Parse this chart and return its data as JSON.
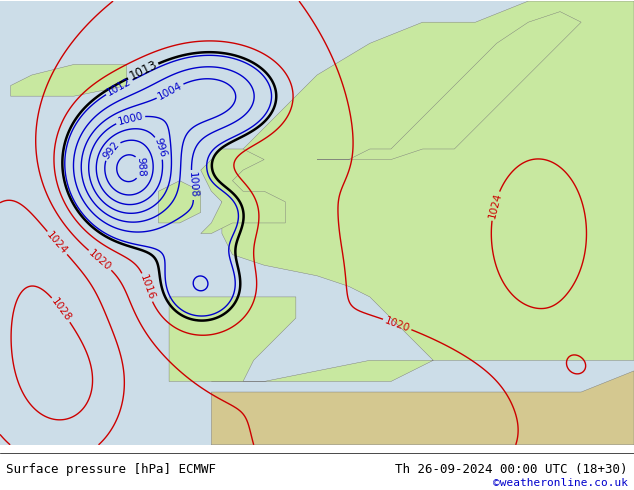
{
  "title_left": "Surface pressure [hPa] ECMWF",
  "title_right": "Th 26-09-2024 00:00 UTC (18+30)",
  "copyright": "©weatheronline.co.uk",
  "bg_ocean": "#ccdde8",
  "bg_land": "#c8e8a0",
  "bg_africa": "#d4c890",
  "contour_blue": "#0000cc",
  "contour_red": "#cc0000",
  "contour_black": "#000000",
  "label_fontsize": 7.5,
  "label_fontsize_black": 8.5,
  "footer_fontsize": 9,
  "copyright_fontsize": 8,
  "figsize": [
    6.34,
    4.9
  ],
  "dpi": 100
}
...
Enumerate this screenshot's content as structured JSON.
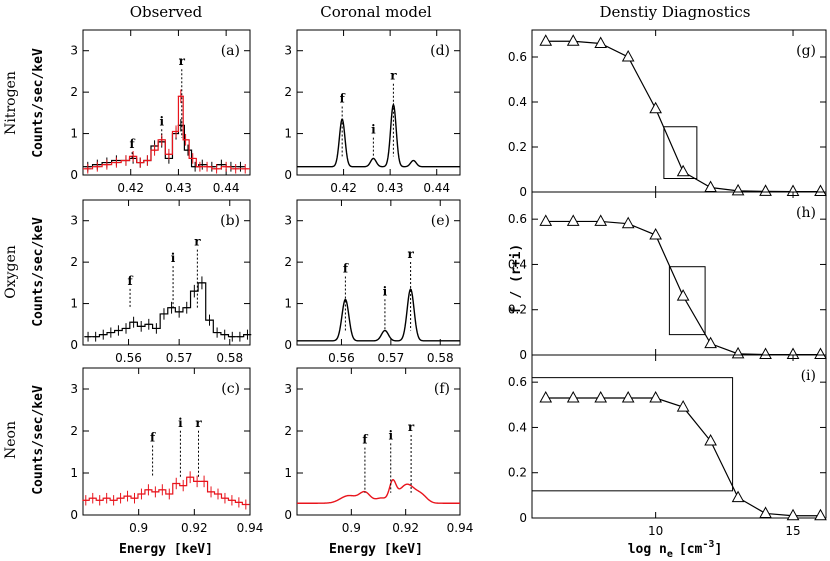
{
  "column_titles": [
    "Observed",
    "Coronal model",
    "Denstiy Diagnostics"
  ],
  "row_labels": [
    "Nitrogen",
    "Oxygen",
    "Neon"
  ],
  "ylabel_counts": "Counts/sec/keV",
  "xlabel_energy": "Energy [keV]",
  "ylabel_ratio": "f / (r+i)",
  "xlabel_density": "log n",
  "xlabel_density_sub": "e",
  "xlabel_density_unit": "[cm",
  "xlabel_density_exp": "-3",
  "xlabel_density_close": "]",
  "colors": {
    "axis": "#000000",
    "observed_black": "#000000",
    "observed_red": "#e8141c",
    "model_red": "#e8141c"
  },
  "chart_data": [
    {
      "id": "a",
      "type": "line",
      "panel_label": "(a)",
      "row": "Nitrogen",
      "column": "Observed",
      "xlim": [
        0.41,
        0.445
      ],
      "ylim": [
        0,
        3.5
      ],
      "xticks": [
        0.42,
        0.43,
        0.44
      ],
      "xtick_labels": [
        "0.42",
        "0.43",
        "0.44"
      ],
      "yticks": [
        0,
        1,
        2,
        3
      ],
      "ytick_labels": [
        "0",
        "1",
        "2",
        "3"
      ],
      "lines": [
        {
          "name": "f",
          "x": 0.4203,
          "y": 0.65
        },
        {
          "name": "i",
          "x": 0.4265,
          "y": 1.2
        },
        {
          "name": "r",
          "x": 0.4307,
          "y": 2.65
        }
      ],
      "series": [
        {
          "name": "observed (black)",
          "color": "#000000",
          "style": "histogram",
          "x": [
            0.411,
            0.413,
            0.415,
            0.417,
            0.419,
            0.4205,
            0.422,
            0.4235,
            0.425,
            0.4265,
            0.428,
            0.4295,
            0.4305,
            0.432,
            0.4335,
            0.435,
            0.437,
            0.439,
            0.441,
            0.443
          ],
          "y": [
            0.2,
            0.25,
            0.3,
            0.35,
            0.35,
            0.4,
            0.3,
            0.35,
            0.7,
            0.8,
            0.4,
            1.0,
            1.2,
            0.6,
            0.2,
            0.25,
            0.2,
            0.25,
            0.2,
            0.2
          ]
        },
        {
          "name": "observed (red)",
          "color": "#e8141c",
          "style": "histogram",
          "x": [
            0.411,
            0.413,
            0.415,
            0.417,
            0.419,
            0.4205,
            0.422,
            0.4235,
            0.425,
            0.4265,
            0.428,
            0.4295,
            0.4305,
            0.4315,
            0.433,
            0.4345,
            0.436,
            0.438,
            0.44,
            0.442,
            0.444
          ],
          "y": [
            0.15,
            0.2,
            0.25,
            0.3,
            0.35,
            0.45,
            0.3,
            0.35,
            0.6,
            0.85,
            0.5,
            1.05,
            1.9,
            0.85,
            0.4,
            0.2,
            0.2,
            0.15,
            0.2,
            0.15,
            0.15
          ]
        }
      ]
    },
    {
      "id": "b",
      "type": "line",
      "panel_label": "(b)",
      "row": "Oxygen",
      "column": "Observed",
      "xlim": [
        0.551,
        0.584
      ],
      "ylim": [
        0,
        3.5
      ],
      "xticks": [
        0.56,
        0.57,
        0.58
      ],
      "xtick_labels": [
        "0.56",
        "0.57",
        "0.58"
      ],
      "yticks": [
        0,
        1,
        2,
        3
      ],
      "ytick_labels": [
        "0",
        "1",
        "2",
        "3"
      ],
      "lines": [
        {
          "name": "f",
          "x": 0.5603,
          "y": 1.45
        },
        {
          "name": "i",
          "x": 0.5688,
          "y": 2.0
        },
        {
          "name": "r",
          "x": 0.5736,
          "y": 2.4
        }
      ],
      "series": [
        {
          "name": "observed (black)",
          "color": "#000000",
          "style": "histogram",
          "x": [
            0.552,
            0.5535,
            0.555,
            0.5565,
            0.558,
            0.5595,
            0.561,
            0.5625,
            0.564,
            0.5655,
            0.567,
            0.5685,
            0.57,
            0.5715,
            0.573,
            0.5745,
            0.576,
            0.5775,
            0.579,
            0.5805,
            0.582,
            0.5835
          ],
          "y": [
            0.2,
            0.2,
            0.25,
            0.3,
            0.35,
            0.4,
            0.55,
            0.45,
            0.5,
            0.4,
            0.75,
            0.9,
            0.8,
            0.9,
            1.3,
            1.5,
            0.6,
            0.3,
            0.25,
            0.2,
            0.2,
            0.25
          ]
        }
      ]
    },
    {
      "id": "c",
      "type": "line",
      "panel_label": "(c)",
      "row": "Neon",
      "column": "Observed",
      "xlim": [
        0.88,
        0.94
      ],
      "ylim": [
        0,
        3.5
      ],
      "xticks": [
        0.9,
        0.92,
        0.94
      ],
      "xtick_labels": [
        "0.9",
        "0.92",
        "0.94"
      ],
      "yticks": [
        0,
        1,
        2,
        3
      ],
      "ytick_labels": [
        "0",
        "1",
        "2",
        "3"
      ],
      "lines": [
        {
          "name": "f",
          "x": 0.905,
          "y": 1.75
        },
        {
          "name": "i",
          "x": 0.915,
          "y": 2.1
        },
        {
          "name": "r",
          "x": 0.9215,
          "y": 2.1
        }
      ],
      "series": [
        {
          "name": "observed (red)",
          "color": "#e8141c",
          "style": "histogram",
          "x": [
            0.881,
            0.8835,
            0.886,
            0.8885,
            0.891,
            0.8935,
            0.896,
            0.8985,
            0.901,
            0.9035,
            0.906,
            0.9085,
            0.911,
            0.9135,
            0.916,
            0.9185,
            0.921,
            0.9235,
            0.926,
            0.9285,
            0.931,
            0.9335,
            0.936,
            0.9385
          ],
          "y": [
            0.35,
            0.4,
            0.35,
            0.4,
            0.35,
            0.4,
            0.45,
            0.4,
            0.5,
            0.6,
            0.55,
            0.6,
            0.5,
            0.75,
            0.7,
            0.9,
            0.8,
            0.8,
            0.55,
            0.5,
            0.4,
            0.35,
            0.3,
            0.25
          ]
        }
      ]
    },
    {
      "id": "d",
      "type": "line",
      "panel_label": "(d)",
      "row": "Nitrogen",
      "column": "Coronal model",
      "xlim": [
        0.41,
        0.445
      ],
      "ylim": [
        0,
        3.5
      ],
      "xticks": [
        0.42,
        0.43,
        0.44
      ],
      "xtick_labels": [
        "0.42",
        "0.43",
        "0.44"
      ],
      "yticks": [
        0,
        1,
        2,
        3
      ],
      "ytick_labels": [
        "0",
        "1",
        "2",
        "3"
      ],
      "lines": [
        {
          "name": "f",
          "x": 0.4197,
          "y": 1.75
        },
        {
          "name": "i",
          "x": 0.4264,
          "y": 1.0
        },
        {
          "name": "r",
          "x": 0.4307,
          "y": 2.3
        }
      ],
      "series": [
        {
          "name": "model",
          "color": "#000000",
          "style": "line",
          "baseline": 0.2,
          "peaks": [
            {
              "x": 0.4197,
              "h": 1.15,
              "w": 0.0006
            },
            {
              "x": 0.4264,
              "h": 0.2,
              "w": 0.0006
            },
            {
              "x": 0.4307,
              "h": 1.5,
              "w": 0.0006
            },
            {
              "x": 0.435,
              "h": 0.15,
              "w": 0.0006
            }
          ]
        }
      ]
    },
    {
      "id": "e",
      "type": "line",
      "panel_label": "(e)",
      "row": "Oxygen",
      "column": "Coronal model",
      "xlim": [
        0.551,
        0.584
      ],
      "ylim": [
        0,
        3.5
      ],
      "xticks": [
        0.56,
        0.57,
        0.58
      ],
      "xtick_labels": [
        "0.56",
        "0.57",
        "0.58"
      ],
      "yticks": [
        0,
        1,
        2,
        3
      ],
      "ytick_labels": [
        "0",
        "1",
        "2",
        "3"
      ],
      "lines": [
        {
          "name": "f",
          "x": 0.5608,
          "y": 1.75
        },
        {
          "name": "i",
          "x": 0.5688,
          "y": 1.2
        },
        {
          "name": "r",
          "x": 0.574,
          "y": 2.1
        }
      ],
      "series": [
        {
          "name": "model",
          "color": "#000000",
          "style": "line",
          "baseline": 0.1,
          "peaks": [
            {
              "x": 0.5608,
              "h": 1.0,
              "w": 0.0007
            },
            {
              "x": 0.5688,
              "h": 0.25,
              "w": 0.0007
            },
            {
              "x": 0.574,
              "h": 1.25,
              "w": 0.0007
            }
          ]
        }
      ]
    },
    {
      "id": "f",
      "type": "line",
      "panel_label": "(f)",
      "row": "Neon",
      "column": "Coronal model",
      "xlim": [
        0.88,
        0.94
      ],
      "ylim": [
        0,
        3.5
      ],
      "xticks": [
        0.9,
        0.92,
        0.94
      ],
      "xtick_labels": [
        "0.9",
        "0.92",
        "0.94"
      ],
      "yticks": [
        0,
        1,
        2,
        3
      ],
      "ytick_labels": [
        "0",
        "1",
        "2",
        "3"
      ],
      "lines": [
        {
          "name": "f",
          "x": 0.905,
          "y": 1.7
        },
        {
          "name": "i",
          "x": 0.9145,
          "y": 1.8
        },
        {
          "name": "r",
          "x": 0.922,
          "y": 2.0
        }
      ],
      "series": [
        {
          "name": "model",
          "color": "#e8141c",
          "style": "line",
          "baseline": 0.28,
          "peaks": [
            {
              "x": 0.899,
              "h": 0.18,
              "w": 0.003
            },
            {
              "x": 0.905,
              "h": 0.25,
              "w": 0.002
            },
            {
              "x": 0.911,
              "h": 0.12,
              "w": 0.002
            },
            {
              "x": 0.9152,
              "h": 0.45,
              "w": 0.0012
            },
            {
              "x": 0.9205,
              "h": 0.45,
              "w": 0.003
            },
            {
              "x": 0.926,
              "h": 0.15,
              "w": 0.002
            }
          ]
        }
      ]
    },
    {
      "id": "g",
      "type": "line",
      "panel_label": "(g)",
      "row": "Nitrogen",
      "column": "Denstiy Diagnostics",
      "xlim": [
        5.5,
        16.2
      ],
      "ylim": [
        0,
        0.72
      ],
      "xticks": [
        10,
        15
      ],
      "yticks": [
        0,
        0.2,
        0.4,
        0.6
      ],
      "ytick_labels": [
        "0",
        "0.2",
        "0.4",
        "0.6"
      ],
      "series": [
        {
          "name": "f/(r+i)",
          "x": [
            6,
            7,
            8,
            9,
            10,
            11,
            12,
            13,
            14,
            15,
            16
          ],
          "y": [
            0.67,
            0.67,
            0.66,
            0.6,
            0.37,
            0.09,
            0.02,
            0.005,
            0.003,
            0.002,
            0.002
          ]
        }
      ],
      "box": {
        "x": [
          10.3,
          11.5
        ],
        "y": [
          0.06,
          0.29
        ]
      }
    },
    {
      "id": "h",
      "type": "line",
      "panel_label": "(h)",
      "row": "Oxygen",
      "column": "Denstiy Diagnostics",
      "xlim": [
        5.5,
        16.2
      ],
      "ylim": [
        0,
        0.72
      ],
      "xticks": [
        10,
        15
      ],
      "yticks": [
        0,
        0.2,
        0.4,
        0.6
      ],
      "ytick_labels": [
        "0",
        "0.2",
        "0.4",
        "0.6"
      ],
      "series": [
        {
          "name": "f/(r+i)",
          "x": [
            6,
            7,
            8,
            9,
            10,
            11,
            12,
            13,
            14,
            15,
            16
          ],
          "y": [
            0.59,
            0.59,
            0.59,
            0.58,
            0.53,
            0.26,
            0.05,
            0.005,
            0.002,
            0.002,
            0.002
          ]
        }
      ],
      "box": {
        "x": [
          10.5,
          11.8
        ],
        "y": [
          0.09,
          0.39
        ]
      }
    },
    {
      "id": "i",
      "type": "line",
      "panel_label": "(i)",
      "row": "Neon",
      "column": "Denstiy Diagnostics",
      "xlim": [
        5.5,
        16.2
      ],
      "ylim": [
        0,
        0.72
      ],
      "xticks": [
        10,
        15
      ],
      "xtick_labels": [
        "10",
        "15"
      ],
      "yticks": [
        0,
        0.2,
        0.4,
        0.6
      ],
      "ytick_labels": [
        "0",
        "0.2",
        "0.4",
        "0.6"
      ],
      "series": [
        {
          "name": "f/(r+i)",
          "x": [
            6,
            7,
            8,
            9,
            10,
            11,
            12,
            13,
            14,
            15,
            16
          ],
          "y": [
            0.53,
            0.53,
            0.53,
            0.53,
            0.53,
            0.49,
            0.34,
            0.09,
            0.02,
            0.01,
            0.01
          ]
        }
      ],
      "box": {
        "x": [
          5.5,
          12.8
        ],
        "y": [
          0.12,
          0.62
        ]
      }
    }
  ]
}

§ **INSTRUCTIONS TO FOLLOW**: Work out how many lines above contain the word "this". Give only the number.

§ **EXERCISE RESULT**: 2